# Forum Home Renovation Doors, Windows, Architraves & Skirts  Advice on repairing an incorrect mortice on a jamb stile

## ComboSquare

I was hanging a door today and accidentally morticed out the wrong area of the jamb stile when hanging the door (went the wrong side of the line, oops!)  
Does anyone have any nifty ideas on how to repair this, other than replacing the stile? 
Cheers!

----------


## sundancewfs

When I replaced swinging doors with bi-folds on our built-in robes, I had to fill the hinge mortises. Basically found a piece of wood that matched and cut it to size, fitted and glued it and then used a block plane to take it back level. the same could apply to the jamb stile.... mind you I have a tablesaw and a bandsaw which does make cutting the wood down to the correct size easy.... But you could do it with a fine toothed hand saw or even a circular saw if you cut the small piece off a large piece and then trimmed it down with a plane or sander/sandpaper. If you have clamps like the Irwin quick-grip ( http://www.irwin.com/irwin/consumer/...rwinProd100027 ) you can set them as a spreader and using a piece of scrap wood.. 90x45 say... cut to fit as an extension block for the clamp, you can clamp the new piece of wood in place by spreading between the jambs.

----------


## sinjin

If the doors are also stained what you can do is fit a new piece to fill the hole. Where you made the mistake of for repairing wrong hinge locations.
Then you can machine a small strip that run the full length of the jamb to fit flush from the back of the door stop and flush with the edge of the jamb. So roughly 2020 long 32 wide and 1.5-2mm thick. Glue it on as per the spreader method described by sundancewfs. Then plane about 1.5-2mm of the back edge of the door.
If the doors this method can be used to fix flogged out hinge holes etc. If the door is painted maybe its and overkill.

----------


## ComboSquare

Ok thanks guys for your responses I will do it!

----------

Tasks to complete
a: Name every kind of saw mentioned in the forum thread.
b: In the forum thread, how thick does sinjin say the strip along the jamb should be?
c: Render this sentence from the forum thread in Spanish: "Does anyone have any nifty ideas on how to repair this, other than replacing the stile?"
Answer from the forum thread alone.

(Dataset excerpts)
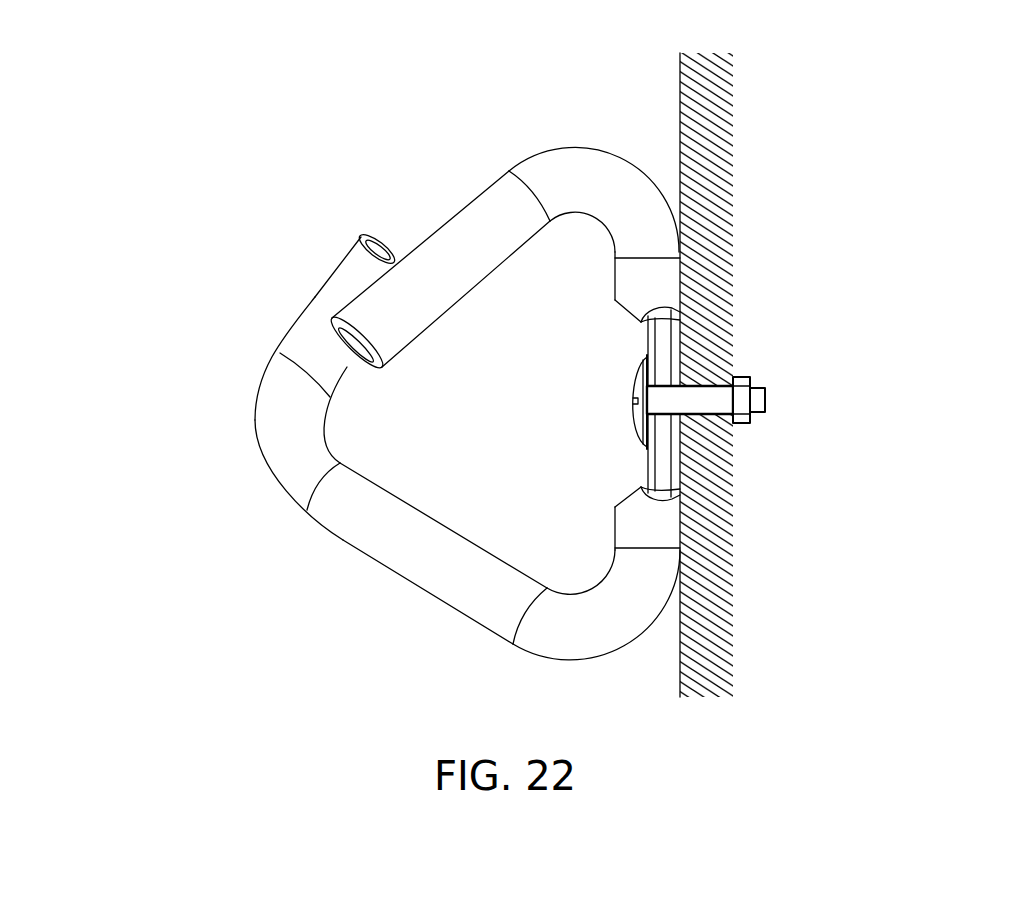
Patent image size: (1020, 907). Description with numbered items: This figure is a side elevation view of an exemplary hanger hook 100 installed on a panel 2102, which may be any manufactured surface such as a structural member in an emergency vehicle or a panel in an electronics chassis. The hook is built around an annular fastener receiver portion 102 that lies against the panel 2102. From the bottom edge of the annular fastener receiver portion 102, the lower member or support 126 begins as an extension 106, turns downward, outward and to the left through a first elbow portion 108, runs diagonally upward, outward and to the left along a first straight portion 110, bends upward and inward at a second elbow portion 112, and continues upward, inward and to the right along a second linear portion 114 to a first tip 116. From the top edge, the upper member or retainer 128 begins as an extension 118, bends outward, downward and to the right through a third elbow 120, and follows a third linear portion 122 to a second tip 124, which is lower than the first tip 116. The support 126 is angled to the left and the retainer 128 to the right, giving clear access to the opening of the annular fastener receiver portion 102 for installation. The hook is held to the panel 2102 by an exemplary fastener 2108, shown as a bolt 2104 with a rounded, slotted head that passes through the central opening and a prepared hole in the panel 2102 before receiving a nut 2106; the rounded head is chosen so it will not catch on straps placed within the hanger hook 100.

The hanger hook 100 is at (220, 624).
The annular fastener receiver portion 102 is at (648, 460).
The extension 106 is at (618, 520).
The first elbow portion 108 is at (617, 594).
The first straight portion 110 is at (378, 566).
The second elbow portion 112 is at (279, 458).
The second linear portion 114 is at (312, 308).
The first tip 116 is at (384, 252).
The extension 118 is at (620, 290).
The third elbow 120 is at (531, 172).
The third linear portion 122 is at (499, 196).
The second tip 124 is at (360, 366).
The support 126 is at (268, 519).
The retainer 128 is at (549, 120).
The panel 2102 is at (680, 70).
The bolt 2104 is at (632, 388).
The nut 2106 is at (742, 377).
The fastener 2108 is at (757, 441).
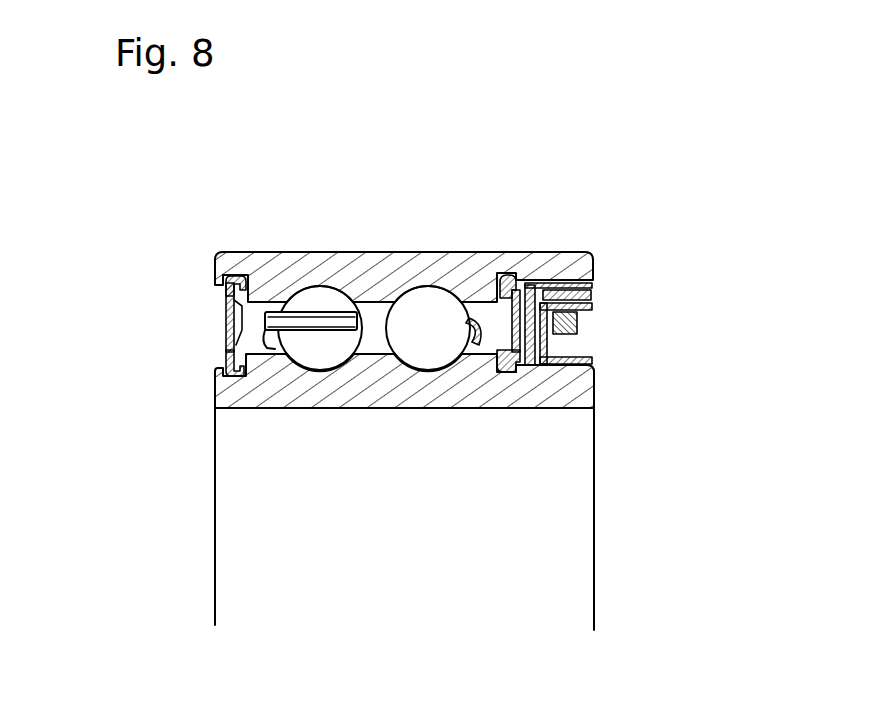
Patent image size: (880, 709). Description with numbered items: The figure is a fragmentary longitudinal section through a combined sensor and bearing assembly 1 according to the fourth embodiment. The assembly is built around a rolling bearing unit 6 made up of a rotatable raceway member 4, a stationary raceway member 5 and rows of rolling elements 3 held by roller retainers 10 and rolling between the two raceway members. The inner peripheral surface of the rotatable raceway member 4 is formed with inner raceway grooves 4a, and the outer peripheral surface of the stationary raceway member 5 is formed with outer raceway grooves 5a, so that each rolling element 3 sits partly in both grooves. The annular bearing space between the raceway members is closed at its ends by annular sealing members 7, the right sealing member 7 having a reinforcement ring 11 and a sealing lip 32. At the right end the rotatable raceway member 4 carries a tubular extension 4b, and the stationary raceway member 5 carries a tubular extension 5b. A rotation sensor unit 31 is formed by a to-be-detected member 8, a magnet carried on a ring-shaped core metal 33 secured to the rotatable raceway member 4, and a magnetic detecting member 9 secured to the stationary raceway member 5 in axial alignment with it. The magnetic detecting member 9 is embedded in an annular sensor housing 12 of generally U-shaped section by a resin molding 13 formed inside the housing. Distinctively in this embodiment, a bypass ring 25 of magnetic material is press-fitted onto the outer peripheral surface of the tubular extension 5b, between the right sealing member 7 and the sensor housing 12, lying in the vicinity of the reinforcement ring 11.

The combined sensor and bearing assembly 1 is at (185, 189).
The rolling elements 3 is at (320, 297).
The rotatable raceway member 4 is at (250, 257).
The inner raceway grooves 4a is at (304, 291).
The tubular extension 4b is at (578, 266).
The stationary raceway member 5 is at (247, 396).
The outer raceway grooves 5a is at (313, 362).
The tubular extension 5b is at (583, 388).
The rolling bearing unit 6 is at (482, 118).
The annular sealing members 7 is at (223, 313).
The to-be-detected member 8 is at (590, 288).
The magnetic detecting member 9 is at (590, 316).
The roller retainers 10 is at (242, 330).
The reinforcement ring 11 is at (505, 280).
The sensor housing 12 is at (560, 352).
The resin molding 13 is at (577, 338).
The bypass ring 25 is at (578, 363).
The rotation sensor unit 31 is at (703, 253).
The seal lip 32 is at (502, 360).
The core metal 33 is at (517, 292).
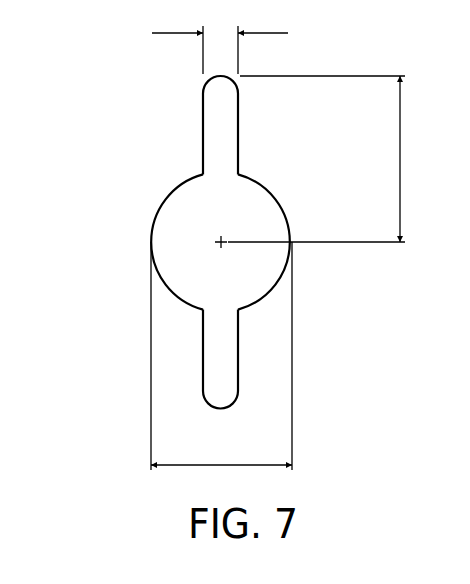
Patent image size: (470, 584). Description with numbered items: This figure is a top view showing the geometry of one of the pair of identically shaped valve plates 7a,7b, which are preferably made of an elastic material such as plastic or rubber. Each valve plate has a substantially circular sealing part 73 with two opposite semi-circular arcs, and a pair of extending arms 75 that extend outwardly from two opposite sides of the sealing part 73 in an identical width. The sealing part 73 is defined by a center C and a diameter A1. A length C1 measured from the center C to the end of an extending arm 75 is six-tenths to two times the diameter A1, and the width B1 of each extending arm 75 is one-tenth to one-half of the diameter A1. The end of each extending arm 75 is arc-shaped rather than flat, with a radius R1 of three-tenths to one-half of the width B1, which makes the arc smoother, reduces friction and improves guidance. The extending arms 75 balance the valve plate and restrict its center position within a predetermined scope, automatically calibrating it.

The valve plates 7a,7b is at (170, 107).
The sealing part 73 is at (179, 209).
The extending arms 75 is at (215, 150).
The center C is at (226, 240).
The radius R1 is at (220, 93).
The diameter A1 is at (221, 356).
The width B1 is at (220, 37).
The length C1 is at (316, 159).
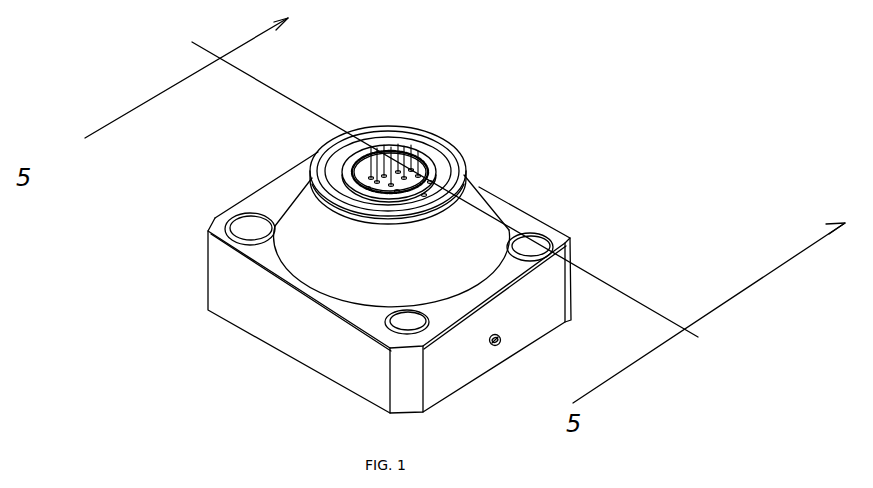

Worked solutions
a: Tablesaw, bandsaw, fine toothed hand saw, circular saw

b: Roughly 1.5–2 mm thick.

c: ¿Alguien tiene alguna idea ingeniosa sobre cómo reparar esto, aparte de reemplazar el montante?